— Start Dataset content —

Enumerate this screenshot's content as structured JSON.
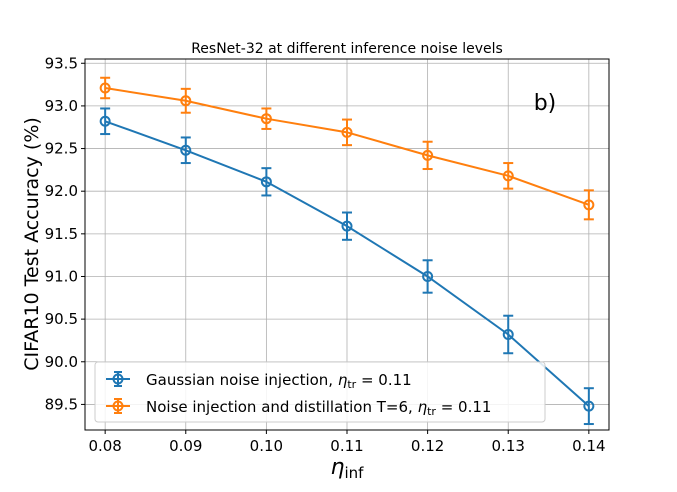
{
  "chart_data": {
    "type": "line",
    "title": "ResNet-32 at different inference noise levels",
    "annotation": "b)",
    "xlabel": {
      "symbol": "η",
      "sub": "inf"
    },
    "ylabel": "CIFAR10 Test Accuracy (%)",
    "x": [
      0.08,
      0.09,
      0.1,
      0.11,
      0.12,
      0.13,
      0.14
    ],
    "x_tick_labels": [
      "0.08",
      "0.09",
      "0.10",
      "0.11",
      "0.12",
      "0.13",
      "0.14"
    ],
    "y_tick_values": [
      89.5,
      90.0,
      90.5,
      91.0,
      91.5,
      92.0,
      92.5,
      93.0,
      93.5
    ],
    "y_tick_labels": [
      "89.5",
      "90.0",
      "90.5",
      "91.0",
      "91.5",
      "92.0",
      "92.5",
      "93.0",
      "93.5"
    ],
    "xlim": [
      0.0775,
      0.1425
    ],
    "ylim": [
      89.2,
      93.55
    ],
    "grid": true,
    "legend_position": "lower-left",
    "series": [
      {
        "name": {
          "text": "Gaussian noise injection, ",
          "symbol": "η",
          "sub": "tr",
          "rest": " = 0.11"
        },
        "color": "#1f77b4",
        "values": [
          92.82,
          92.48,
          92.11,
          91.59,
          91.0,
          90.32,
          89.48
        ],
        "errors": [
          0.15,
          0.15,
          0.16,
          0.16,
          0.19,
          0.22,
          0.21
        ]
      },
      {
        "name": {
          "text": "Noise injection and distillation T=6, ",
          "symbol": "η",
          "sub": "tr",
          "rest": " = 0.11"
        },
        "color": "#ff7f0e",
        "values": [
          93.21,
          93.06,
          92.85,
          92.69,
          92.42,
          92.18,
          91.84
        ],
        "errors": [
          0.12,
          0.14,
          0.12,
          0.15,
          0.16,
          0.15,
          0.17
        ]
      }
    ]
  }
}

— End Dataset content —

# What the task requires:
Make an exact copy of every record, pictures excluded.

# Written solution:
Enumerate this screenshot's content as structured JSON.
{
  "chart_data": {
    "type": "line",
    "title": "ResNet-32 at different inference noise levels",
    "annotation": "b)",
    "xlabel": {
      "symbol": "η",
      "sub": "inf"
    },
    "ylabel": "CIFAR10 Test Accuracy (%)",
    "x": [
      0.08,
      0.09,
      0.1,
      0.11,
      0.12,
      0.13,
      0.14
    ],
    "x_tick_labels": [
      "0.08",
      "0.09",
      "0.10",
      "0.11",
      "0.12",
      "0.13",
      "0.14"
    ],
    "y_tick_values": [
      89.5,
      90.0,
      90.5,
      91.0,
      91.5,
      92.0,
      92.5,
      93.0,
      93.5
    ],
    "y_tick_labels": [
      "89.5",
      "90.0",
      "90.5",
      "91.0",
      "91.5",
      "92.0",
      "92.5",
      "93.0",
      "93.5"
    ],
    "xlim": [
      0.0775,
      0.1425
    ],
    "ylim": [
      89.2,
      93.55
    ],
    "grid": true,
    "legend_position": "lower-left",
    "series": [
      {
        "name": {
          "text": "Gaussian noise injection, ",
          "symbol": "η",
          "sub": "tr",
          "rest": " = 0.11"
        },
        "color": "#1f77b4",
        "values": [
          92.82,
          92.48,
          92.11,
          91.59,
          91.0,
          90.32,
          89.48
        ],
        "errors": [
          0.15,
          0.15,
          0.16,
          0.16,
          0.19,
          0.22,
          0.21
        ]
      },
      {
        "name": {
          "text": "Noise injection and distillation T=6, ",
          "symbol": "η",
          "sub": "tr",
          "rest": " = 0.11"
        },
        "color": "#ff7f0e",
        "values": [
          93.21,
          93.06,
          92.85,
          92.69,
          92.42,
          92.18,
          91.84
        ],
        "errors": [
          0.12,
          0.14,
          0.12,
          0.15,
          0.16,
          0.15,
          0.17
        ]
      }
    ]
  }
}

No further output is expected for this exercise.